* **Written exercise**: In the stretch from the line containing "gallery-photo[interactable] <box>206 384" through the line containing "avatar[interactable] <box>1023 323", replace "View all" with "See all". Return only those lines, otherwise unchanged.

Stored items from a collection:
....
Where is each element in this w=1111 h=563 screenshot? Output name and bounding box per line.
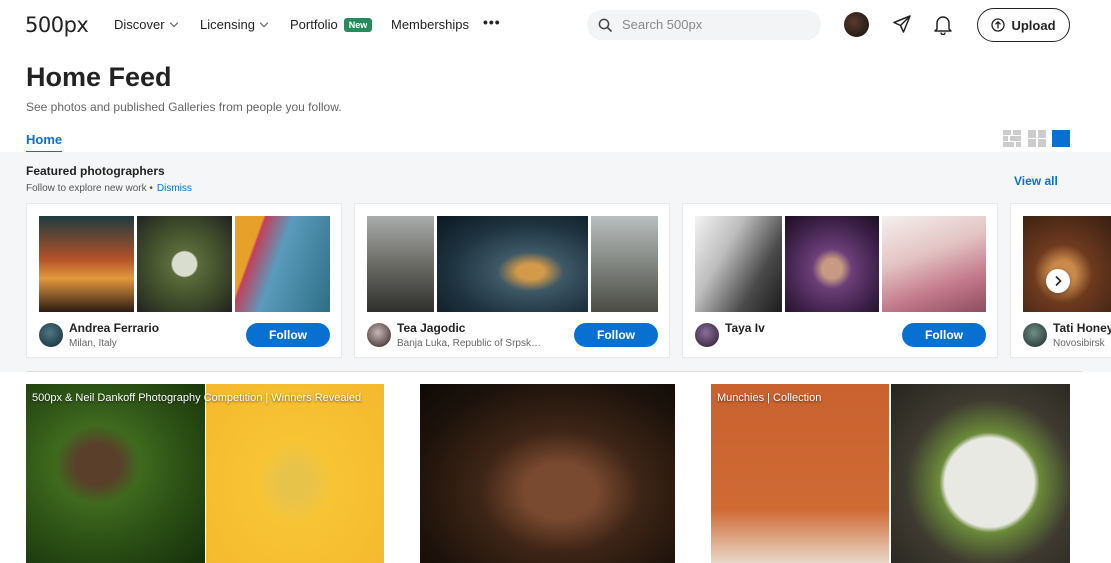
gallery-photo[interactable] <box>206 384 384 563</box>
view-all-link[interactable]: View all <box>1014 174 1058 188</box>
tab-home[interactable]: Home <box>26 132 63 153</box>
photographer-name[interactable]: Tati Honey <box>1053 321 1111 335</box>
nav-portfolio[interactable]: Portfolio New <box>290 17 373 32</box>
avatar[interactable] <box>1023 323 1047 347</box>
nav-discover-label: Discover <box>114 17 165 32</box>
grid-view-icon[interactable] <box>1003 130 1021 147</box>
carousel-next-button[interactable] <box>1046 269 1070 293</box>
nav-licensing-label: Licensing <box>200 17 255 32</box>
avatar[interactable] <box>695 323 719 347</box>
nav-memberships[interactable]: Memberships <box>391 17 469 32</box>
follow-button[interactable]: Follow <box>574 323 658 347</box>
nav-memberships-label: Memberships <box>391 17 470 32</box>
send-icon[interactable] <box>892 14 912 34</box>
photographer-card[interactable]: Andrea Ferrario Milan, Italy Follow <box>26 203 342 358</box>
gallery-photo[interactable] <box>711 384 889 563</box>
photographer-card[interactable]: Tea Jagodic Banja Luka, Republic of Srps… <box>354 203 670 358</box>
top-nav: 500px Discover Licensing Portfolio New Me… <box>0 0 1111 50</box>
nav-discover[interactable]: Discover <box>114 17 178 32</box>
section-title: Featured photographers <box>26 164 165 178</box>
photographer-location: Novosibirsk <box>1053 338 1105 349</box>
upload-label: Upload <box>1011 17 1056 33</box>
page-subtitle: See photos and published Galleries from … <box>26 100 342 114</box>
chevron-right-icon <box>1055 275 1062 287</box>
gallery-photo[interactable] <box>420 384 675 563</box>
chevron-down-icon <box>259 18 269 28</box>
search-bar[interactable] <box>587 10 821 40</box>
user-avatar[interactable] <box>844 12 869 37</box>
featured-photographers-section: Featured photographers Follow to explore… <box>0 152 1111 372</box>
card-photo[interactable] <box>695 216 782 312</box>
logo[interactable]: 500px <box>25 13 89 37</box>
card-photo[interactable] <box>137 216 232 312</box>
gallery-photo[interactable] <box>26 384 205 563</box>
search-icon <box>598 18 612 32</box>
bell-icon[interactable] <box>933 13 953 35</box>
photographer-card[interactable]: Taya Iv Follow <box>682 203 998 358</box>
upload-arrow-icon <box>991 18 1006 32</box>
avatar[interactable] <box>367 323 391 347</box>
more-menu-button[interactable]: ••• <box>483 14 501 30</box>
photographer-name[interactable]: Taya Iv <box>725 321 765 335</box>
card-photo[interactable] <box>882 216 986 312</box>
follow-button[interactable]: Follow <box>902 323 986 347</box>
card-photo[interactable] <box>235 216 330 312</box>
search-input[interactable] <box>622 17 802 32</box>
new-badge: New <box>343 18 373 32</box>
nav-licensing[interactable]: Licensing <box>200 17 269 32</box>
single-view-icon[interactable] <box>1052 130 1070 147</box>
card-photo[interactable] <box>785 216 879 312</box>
....
* **Solution for this task**:
gallery-photo[interactable] <box>206 384 384 563</box>
view-all-link[interactable]: See all <box>1014 174 1058 188</box>
tab-home[interactable]: Home <box>26 132 63 153</box>
photographer-name[interactable]: Tati Honey <box>1053 321 1111 335</box>
nav-portfolio[interactable]: Portfolio New <box>290 17 373 32</box>
avatar[interactable] <box>1023 323 1047 347</box>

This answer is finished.